** BEGIN INFORMATION SUPPLIED **
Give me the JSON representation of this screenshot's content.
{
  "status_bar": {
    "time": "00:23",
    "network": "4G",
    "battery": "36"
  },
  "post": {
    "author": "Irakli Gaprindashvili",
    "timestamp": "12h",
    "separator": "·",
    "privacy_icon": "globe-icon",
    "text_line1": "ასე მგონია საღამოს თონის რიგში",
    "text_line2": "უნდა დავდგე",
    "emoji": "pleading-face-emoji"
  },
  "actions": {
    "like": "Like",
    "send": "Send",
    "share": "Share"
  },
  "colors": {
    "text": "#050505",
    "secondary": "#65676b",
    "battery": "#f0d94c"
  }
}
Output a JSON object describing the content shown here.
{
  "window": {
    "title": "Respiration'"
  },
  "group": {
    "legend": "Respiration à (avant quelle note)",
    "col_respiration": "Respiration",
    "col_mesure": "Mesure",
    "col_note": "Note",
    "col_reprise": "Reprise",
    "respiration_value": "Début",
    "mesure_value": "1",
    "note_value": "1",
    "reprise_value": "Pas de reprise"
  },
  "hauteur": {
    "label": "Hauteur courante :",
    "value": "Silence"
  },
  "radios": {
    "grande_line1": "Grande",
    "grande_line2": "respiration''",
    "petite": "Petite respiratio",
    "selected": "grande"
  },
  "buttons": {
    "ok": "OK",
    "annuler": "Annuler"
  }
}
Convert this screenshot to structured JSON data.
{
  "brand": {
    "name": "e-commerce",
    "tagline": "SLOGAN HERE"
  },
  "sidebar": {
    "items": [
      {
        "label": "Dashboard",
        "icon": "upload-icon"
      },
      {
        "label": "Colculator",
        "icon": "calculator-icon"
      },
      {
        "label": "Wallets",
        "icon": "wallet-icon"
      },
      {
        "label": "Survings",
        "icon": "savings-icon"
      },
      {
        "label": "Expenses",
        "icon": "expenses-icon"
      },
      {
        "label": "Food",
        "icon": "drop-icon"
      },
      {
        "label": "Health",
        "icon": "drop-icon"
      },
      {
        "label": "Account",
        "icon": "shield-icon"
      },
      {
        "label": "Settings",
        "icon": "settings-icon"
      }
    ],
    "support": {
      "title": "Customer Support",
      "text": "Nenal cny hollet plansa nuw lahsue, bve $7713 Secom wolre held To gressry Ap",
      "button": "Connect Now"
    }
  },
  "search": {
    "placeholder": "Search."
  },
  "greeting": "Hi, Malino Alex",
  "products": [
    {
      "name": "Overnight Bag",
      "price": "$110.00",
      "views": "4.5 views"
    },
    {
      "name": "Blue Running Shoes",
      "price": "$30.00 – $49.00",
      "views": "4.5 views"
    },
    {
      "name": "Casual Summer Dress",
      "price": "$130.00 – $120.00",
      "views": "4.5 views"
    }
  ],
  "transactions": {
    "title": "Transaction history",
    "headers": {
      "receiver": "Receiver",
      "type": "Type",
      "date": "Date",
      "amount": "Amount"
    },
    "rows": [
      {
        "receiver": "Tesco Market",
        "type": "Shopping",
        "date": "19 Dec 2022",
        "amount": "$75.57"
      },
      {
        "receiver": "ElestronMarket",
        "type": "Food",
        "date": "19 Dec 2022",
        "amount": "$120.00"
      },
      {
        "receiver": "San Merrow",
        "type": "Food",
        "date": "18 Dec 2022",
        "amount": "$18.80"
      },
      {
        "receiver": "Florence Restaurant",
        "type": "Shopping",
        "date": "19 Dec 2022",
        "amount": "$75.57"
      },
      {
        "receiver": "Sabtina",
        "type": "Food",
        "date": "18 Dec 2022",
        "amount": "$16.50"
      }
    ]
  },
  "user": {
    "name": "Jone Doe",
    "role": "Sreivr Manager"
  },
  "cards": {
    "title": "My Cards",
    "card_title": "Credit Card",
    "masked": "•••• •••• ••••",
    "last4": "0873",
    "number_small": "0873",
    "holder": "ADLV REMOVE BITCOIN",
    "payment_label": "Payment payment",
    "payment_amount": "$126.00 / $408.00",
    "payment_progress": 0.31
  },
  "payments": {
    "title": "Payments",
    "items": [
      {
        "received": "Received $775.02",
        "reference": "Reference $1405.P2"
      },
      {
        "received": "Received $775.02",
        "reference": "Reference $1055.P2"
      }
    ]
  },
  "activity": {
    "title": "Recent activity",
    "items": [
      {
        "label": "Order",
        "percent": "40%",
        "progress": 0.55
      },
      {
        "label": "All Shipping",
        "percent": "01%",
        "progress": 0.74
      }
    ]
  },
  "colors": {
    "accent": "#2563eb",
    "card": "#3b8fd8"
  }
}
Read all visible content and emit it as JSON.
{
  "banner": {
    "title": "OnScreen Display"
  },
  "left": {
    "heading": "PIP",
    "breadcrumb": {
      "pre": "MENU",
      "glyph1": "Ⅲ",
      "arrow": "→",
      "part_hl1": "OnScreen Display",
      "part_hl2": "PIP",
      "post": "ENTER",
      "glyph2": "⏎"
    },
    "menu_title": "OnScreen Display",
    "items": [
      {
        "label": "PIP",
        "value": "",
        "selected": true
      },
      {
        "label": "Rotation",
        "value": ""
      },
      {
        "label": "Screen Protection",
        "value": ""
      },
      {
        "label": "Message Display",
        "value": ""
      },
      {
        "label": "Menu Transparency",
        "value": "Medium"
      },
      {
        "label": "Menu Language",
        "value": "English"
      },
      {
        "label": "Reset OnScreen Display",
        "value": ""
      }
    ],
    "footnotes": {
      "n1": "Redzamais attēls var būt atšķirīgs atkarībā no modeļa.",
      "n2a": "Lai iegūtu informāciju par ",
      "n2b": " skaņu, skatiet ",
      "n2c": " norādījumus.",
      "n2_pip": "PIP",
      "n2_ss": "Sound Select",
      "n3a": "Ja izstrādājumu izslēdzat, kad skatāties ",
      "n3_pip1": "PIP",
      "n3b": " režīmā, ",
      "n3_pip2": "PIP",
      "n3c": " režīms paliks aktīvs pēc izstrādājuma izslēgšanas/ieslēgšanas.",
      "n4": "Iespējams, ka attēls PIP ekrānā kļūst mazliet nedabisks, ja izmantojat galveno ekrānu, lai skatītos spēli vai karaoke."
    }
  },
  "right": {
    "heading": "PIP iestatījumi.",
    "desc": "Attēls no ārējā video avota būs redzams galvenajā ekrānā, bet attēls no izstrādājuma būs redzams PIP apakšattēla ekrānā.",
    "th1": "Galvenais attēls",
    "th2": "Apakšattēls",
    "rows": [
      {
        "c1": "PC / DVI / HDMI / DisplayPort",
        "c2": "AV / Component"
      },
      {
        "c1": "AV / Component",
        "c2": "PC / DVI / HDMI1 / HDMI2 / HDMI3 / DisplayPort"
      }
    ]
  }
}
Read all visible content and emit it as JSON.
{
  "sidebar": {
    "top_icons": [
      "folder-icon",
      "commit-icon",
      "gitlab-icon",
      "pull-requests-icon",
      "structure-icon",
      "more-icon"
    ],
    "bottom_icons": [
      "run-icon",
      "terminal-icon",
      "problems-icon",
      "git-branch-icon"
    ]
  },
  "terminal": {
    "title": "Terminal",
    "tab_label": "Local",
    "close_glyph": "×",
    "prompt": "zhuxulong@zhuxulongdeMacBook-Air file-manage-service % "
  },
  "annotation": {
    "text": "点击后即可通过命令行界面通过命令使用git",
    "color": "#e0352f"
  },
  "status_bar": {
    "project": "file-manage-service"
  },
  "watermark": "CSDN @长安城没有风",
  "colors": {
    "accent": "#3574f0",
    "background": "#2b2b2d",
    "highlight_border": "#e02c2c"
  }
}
** END INFORMATION SUPPLIED **
# PROBLEM DETAILS
Copy all lines from the listing that contain "reference".

# THE ANSWER
        "reference": "Reference $1405.P2"
        "reference": "Reference $1055.P2"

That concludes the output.